Read the records below and copy each line that contains "palkanmaksukauden".

-- Stored items --
——————
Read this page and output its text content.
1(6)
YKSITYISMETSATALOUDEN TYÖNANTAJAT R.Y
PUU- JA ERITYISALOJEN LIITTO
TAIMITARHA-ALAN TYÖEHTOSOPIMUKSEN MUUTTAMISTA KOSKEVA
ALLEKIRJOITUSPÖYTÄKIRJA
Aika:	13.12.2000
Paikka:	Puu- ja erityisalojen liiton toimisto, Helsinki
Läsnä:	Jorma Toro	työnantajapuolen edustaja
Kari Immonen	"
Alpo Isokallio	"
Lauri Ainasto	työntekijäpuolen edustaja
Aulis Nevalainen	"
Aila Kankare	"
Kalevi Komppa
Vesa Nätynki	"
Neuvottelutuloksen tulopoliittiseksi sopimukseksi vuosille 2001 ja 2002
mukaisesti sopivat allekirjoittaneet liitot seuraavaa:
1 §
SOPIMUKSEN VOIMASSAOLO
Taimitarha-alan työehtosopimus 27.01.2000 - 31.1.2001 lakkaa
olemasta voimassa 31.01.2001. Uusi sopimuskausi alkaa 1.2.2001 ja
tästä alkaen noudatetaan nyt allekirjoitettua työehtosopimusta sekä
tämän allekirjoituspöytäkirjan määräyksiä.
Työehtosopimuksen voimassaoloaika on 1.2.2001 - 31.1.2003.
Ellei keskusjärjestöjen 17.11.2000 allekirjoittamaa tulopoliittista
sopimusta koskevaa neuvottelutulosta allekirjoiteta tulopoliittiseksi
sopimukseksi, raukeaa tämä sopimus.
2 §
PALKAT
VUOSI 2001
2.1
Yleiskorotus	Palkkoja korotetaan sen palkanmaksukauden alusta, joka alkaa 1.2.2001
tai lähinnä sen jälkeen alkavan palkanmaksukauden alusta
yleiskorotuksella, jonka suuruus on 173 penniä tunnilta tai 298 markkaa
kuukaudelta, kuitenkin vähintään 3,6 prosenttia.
——————
-- Answer to this exercise --
Yleiskorotus	Palkkoja korotetaan sen palkanmaksukauden alusta, joka alkaa 1.2.2001
tai lähinnä sen jälkeen alkavan palkanmaksukauden alusta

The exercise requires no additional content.